REQUIRED TASK:
Below are records; state how many of their lines hold the word "Jeollanam", and give only the figure.

LISTED RECORDS:
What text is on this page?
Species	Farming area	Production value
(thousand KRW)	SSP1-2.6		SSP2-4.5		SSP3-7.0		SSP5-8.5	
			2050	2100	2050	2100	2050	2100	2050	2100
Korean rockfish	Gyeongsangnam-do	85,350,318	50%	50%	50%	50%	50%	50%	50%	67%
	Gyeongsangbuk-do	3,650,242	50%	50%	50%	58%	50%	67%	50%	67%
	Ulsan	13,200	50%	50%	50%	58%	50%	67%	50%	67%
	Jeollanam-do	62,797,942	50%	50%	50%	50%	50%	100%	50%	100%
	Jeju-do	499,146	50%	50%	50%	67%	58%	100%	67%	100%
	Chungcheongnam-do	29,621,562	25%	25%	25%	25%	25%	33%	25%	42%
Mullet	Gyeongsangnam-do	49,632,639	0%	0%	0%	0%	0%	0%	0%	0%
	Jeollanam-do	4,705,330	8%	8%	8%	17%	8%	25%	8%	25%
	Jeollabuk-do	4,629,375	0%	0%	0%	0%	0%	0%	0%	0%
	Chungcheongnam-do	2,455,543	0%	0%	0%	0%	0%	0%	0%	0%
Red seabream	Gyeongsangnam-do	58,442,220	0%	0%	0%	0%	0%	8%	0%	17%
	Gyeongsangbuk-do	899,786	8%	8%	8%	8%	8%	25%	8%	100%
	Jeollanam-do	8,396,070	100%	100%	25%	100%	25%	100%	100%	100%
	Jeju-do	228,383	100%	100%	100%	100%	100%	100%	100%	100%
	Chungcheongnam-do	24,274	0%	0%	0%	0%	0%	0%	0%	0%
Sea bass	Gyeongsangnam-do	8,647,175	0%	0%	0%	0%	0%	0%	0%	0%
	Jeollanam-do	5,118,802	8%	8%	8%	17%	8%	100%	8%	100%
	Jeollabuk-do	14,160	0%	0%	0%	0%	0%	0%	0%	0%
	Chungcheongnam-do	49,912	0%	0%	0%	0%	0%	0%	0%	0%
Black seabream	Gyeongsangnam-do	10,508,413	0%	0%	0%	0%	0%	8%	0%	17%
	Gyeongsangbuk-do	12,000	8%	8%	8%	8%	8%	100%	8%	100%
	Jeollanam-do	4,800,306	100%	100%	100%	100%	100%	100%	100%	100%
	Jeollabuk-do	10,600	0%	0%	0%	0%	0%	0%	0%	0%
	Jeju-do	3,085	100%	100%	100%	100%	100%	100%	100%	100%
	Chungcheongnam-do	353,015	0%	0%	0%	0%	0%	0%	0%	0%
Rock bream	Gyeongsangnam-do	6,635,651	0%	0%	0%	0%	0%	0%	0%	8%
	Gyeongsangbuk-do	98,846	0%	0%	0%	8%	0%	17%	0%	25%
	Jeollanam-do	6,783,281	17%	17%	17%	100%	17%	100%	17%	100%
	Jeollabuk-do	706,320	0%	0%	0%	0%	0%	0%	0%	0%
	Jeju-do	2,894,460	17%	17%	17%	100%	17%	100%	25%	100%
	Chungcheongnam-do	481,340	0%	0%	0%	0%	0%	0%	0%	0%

RESPONSE TO THE TASK:
6